> **WORK TO DO**: Provide an exact reproduction of every entry.

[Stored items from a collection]

—————

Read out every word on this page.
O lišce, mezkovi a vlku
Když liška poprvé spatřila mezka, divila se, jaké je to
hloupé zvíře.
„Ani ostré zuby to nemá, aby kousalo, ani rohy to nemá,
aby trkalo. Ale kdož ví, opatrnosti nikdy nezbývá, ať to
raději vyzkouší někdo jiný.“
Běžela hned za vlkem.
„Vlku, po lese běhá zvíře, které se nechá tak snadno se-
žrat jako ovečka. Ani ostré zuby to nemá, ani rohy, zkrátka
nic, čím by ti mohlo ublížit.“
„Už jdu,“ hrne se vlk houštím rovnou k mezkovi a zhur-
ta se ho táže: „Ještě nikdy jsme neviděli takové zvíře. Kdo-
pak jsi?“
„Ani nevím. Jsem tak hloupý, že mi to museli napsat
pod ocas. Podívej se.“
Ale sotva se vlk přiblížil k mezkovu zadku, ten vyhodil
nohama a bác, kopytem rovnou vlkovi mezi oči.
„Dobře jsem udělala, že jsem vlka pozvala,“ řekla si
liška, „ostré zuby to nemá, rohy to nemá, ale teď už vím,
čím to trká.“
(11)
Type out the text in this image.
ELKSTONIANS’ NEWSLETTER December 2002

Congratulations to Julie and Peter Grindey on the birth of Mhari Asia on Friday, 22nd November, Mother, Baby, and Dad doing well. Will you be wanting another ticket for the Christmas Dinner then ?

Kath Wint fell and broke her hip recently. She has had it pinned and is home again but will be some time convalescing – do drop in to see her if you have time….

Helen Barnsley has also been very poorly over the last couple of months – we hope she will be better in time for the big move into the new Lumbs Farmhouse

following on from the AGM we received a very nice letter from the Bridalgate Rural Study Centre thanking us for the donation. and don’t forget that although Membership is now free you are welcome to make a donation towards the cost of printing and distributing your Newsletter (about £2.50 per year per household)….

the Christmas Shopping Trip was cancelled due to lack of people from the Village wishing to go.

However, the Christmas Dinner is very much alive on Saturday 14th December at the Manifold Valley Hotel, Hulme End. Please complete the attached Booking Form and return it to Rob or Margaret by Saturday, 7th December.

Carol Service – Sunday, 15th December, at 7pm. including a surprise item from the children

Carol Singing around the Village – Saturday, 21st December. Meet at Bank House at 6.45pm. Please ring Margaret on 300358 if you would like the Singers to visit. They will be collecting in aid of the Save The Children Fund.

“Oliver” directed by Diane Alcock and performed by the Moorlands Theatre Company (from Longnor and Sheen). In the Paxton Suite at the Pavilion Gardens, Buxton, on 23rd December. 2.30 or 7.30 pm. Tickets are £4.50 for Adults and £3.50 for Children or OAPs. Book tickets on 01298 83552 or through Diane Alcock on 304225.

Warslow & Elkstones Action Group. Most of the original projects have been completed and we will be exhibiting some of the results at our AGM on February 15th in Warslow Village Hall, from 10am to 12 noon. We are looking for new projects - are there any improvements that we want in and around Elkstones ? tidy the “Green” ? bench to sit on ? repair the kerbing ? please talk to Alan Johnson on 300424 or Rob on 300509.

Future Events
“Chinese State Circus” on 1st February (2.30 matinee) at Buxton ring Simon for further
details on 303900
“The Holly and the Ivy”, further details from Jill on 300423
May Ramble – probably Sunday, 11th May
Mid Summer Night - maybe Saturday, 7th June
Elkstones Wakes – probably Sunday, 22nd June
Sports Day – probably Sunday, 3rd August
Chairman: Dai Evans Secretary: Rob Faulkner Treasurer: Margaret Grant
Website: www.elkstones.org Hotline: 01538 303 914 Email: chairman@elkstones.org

—————

> **RESULT OF THE TASK**:
Read out every word on this page.
O lišce, mezkovi a vlku
Když liška poprvé spatřila mezka, divila se, jaké je to
hloupé zvíře.
„Ani ostré zuby to nemá, aby kousalo, ani rohy to nemá,
aby trkalo. Ale kdož ví, opatrnosti nikdy nezbývá, ať to
raději vyzkouší někdo jiný.“
Běžela hned za vlkem.
„Vlku, po lese běhá zvíře, které se nechá tak snadno se-
žrat jako ovečka. Ani ostré zuby to nemá, ani rohy, zkrátka
nic, čím by ti mohlo ublížit.“
„Už jdu,“ hrne se vlk houštím rovnou k mezkovi a zhur-
ta se ho táže: „Ještě nikdy jsme neviděli takové zvíře. Kdo-
pak jsi?“
„Ani nevím. Jsem tak hloupý, že mi to museli napsat
pod ocas. Podívej se.“
Ale sotva se vlk přiblížil k mezkovu zadku, ten vyhodil
nohama a bác, kopytem rovnou vlkovi mezi oči.
„Dobře jsem udělala, že jsem vlka pozvala,“ řekla si
liška, „ostré zuby to nemá, rohy to nemá, ale teď už vím,
čím to trká.“
(11)
Type out the text in this image.
ELKSTONIANS’ NEWSLETTER December 2002

Congratulations to Julie and Peter Grindey on the birth of Mhari Asia on Friday, 22nd November, Mother, Baby, and Dad doing well. Will you be wanting another ticket for the Christmas Dinner then ?

Kath Wint fell and broke her hip recently. She has had it pinned and is home again but will be some time convalescing – do drop in to see her if you have time….

Helen Barnsley has also been very poorly over the last couple of months – we hope she will be better in time for the big move into the new Lumbs Farmhouse

following on from the AGM we received a very nice letter from the Bridalgate Rural Study Centre thanking us for the donation. and don’t forget that although Membership is now free you are welcome to make a donation towards the cost of printing and distributing your Newsletter (about £2.50 per year per household)….

the Christmas Shopping Trip was cancelled due to lack of people from the Village wishing to go.

However, the Christmas Dinner is very much alive on Saturday 14th December at the Manifold Valley Hotel, Hulme End. Please complete the attached Booking Form and return it to Rob or Margaret by Saturday, 7th December.

Carol Service – Sunday, 15th December, at 7pm. including a surprise item from the children

Carol Singing around the Village – Saturday, 21st December. Meet at Bank House at 6.45pm. Please ring Margaret on 300358 if you would like the Singers to visit. They will be collecting in aid of the Save The Children Fund.

“Oliver” directed by Diane Alcock and performed by the Moorlands Theatre Company (from Longnor and Sheen). In the Paxton Suite at the Pavilion Gardens, Buxton, on 23rd December. 2.30 or 7.30 pm. Tickets are £4.50 for Adults and £3.50 for Children or OAPs. Book tickets on 01298 83552 or through Diane Alcock on 304225.

Warslow & Elkstones Action Group. Most of the original projects have been completed and we will be exhibiting some of the results at our AGM on February 15th in Warslow Village Hall, from 10am to 12 noon. We are looking for new projects - are there any improvements that we want in and around Elkstones ? tidy the “Green” ? bench to sit on ? repair the kerbing ? please talk to Alan Johnson on 300424 or Rob on 300509.

Future Events
“Chinese State Circus” on 1st February (2.30 matinee) at Buxton ring Simon for further
details on 303900
“The Holly and the Ivy”, further details from Jill on 300423
May Ramble – probably Sunday, 11th May
Mid Summer Night - maybe Saturday, 7th June
Elkstones Wakes – probably Sunday, 22nd June
Sports Day – probably Sunday, 3rd August
Chairman: Dai Evans Secretary: Rob Faulkner Treasurer: Margaret Grant
Website: www.elkstones.org Hotline: 01538 303 914 Email: chairman@elkstones.org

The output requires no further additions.